§ **Problem requirements**
Find every line with the word "size". Copy those lines.

§ **Supplied entries**

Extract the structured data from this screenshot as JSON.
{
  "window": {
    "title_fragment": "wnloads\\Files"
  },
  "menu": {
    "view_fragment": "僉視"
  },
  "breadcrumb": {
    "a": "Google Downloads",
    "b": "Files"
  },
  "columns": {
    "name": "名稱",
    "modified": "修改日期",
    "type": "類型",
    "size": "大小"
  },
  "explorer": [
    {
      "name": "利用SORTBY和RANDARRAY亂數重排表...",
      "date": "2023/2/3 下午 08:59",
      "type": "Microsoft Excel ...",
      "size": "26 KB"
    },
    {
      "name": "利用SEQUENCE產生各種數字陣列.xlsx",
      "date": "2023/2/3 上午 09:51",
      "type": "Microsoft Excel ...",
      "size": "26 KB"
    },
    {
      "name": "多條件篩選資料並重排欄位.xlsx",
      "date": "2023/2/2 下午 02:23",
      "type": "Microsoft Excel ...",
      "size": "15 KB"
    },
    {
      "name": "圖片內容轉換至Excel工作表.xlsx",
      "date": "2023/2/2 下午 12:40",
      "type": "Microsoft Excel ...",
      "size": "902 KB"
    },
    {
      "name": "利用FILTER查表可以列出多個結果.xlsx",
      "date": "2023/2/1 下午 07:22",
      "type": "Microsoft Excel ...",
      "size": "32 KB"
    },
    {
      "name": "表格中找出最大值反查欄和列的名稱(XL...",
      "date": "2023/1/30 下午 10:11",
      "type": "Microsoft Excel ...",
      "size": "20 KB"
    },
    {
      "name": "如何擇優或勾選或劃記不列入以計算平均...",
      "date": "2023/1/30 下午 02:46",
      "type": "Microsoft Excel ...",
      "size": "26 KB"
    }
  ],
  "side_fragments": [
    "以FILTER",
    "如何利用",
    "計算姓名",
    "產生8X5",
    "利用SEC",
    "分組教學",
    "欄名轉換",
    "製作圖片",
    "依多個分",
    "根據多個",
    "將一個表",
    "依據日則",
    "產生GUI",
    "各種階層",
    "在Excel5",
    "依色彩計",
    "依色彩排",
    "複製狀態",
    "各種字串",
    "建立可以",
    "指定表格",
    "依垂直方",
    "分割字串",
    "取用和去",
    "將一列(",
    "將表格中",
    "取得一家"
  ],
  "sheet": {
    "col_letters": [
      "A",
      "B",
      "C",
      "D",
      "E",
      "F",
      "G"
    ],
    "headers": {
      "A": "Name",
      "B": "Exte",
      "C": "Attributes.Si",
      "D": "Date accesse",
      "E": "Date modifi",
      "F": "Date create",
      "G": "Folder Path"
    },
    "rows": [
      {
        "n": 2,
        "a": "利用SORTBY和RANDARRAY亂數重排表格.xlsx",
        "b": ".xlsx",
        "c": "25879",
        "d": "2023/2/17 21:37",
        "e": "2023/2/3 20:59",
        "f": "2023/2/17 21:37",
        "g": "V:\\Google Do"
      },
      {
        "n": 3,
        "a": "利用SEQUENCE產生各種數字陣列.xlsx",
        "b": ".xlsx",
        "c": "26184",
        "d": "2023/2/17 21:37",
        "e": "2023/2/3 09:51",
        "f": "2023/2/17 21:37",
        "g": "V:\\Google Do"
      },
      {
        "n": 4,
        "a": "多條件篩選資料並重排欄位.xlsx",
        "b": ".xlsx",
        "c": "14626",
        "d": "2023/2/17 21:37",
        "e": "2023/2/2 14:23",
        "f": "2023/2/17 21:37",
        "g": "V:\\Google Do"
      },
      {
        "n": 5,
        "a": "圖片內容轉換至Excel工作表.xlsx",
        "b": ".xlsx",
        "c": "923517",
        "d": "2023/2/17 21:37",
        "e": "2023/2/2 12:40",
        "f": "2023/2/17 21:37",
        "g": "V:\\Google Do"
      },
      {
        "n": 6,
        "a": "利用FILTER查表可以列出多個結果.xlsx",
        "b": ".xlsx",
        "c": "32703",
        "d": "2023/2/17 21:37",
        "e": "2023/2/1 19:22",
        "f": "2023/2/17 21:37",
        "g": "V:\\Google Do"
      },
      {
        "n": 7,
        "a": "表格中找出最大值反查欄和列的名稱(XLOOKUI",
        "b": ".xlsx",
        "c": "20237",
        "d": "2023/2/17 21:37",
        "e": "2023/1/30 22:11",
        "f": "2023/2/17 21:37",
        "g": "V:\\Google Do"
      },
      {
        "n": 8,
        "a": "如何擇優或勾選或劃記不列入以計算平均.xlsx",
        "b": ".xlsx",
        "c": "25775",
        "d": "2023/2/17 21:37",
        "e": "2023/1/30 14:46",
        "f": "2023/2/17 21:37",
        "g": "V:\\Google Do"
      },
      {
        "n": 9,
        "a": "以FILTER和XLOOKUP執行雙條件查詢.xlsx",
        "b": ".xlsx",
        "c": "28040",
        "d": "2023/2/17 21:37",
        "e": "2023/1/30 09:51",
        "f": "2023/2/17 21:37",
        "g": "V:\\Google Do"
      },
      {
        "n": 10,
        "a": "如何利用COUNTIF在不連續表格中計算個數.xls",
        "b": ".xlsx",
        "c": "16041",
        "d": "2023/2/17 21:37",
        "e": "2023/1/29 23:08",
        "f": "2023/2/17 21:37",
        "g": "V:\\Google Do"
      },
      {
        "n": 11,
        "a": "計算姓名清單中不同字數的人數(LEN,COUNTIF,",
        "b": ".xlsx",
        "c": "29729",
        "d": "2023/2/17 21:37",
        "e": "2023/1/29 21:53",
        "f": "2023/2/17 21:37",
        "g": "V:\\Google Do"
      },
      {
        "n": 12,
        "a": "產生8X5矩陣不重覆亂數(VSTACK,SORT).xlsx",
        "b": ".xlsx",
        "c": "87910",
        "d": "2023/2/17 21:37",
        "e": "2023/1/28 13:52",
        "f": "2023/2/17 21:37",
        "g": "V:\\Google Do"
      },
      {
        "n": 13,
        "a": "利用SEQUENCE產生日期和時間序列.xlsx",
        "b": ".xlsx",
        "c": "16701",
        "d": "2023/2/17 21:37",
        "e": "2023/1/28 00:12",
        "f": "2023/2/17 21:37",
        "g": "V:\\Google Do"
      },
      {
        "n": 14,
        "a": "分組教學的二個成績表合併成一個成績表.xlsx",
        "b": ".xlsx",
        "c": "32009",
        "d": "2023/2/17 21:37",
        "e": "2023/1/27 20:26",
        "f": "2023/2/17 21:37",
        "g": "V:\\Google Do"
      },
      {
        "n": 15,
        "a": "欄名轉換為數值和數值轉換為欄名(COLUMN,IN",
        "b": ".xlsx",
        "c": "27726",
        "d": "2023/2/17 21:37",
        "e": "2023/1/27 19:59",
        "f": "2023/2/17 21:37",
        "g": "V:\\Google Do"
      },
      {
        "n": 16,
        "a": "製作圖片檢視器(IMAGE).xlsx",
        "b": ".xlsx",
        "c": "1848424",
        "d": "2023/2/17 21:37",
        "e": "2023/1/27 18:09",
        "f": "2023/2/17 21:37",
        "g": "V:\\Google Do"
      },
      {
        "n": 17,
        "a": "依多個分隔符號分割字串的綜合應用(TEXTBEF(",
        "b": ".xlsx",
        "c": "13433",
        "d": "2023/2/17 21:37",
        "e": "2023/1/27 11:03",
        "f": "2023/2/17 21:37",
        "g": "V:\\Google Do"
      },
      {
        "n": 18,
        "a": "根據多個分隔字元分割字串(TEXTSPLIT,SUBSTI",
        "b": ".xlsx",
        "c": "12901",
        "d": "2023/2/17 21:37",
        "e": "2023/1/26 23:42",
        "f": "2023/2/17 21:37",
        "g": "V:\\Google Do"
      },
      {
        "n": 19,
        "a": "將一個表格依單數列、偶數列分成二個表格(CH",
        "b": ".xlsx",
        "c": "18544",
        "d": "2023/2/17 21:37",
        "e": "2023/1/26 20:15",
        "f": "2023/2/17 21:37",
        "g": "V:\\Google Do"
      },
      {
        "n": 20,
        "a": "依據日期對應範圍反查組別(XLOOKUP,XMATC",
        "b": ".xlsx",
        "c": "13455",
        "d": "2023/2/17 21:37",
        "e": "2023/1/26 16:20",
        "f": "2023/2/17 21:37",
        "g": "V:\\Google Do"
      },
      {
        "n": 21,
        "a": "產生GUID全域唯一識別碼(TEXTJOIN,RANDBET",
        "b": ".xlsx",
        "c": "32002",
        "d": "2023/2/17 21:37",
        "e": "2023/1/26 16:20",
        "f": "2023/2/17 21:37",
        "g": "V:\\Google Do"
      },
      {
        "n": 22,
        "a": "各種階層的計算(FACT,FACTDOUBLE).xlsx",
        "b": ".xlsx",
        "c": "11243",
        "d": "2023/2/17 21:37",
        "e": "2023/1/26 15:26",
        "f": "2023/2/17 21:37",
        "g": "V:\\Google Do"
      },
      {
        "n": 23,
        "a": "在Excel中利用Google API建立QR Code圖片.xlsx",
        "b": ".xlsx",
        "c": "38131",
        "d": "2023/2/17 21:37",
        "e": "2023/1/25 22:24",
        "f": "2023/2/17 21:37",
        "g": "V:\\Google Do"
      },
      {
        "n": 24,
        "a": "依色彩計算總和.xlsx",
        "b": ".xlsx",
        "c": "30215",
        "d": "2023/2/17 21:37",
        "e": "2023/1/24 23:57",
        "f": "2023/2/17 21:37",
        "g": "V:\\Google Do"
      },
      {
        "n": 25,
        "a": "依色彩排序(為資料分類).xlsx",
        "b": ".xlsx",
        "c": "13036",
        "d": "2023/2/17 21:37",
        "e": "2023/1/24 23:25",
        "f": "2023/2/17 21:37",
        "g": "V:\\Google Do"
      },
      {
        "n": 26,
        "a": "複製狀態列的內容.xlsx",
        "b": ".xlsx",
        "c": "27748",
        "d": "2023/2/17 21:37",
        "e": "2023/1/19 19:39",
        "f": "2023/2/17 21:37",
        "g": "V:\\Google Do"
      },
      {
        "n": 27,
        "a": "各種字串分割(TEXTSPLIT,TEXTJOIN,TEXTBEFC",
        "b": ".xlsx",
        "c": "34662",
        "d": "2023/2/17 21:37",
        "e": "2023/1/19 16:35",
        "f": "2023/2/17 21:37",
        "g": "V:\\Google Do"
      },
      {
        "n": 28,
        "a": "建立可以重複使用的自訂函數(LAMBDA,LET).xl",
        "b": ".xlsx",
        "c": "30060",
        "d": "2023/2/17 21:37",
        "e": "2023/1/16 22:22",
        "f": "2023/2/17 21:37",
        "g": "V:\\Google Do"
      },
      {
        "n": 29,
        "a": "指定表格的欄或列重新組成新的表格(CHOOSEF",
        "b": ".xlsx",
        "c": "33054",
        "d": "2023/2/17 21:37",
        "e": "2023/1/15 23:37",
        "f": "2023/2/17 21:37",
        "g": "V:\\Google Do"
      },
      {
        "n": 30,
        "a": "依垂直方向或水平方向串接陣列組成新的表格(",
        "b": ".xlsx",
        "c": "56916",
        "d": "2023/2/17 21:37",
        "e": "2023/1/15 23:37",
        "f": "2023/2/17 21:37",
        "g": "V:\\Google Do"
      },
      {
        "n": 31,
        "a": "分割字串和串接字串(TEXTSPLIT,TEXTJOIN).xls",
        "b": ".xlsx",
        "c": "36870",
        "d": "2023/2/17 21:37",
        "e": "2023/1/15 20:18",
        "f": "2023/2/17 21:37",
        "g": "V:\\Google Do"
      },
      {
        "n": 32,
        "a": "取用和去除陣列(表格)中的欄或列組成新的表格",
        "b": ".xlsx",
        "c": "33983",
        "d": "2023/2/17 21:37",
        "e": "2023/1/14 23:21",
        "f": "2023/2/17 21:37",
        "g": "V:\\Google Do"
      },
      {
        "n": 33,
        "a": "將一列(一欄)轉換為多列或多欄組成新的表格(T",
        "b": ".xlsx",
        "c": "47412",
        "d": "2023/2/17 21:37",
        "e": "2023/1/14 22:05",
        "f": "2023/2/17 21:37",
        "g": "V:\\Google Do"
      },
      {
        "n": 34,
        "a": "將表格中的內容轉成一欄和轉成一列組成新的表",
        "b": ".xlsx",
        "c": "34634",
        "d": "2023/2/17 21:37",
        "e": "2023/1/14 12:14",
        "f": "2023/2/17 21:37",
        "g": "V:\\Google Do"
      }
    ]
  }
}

§ **Task result**
    "size": "大小"
      "size": "26 KB"
      "size": "26 KB"
      "size": "15 KB"
      "size": "902 KB"
      "size": "32 KB"
      "size": "20 KB"
      "size": "26 KB"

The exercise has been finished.